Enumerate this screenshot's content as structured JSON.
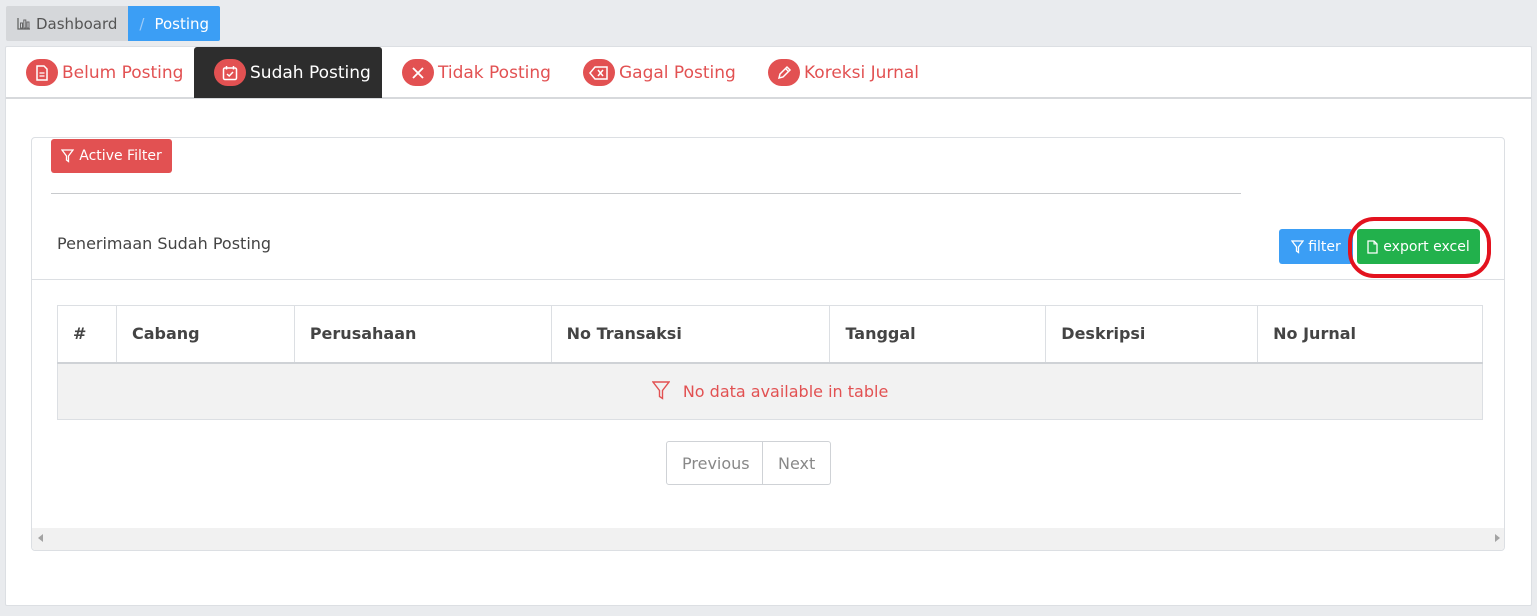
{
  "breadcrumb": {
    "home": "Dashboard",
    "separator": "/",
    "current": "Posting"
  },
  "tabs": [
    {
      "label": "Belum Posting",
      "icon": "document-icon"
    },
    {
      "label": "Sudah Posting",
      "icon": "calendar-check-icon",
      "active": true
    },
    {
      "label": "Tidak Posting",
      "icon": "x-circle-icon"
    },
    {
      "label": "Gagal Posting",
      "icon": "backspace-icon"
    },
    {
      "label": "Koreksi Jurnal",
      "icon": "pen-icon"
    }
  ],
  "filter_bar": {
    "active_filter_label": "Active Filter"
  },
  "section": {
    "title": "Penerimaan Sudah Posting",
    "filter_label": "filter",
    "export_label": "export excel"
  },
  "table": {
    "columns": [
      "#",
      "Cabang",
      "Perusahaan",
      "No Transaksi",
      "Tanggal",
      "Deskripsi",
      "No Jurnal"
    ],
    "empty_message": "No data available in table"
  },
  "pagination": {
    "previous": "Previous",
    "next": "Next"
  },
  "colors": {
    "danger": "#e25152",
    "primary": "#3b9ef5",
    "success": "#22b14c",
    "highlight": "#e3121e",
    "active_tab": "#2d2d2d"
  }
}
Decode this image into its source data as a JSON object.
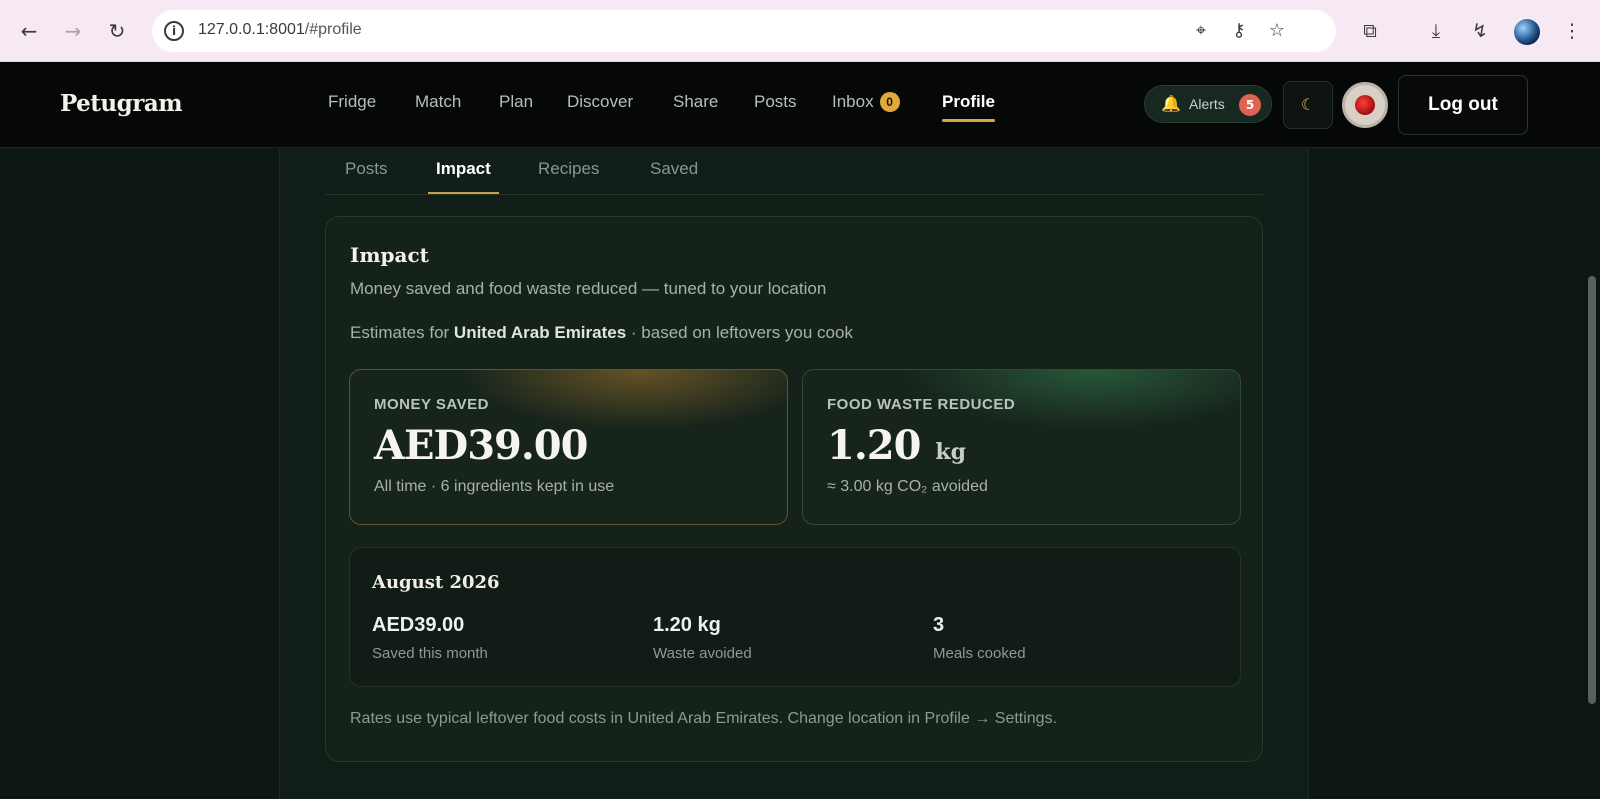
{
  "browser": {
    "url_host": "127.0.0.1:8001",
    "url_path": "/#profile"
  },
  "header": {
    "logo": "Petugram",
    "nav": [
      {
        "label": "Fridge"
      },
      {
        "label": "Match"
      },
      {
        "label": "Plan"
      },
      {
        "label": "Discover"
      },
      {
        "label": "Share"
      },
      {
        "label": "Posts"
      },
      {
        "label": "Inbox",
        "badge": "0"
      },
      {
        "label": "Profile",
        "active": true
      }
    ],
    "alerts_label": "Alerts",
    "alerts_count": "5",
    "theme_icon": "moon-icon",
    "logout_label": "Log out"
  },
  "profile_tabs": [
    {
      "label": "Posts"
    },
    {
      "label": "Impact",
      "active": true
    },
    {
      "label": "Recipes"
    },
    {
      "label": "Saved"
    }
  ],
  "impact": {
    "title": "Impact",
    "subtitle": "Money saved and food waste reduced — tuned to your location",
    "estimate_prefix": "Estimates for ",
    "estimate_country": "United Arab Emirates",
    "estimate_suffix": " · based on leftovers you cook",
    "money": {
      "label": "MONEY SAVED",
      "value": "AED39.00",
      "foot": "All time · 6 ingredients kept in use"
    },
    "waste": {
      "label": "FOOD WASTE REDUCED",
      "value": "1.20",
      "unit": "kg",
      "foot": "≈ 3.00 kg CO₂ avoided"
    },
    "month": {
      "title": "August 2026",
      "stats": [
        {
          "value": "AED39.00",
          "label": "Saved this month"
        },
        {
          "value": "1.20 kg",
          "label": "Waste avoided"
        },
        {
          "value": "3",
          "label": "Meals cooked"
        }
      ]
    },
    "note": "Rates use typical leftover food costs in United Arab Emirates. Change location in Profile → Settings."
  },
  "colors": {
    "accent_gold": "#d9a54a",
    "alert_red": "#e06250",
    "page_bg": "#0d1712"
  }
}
++++++++++++++++++++
Work to complete:
Of all the lines above, how many contain "Emirates"? Give the number and nothing more.

Solution:
2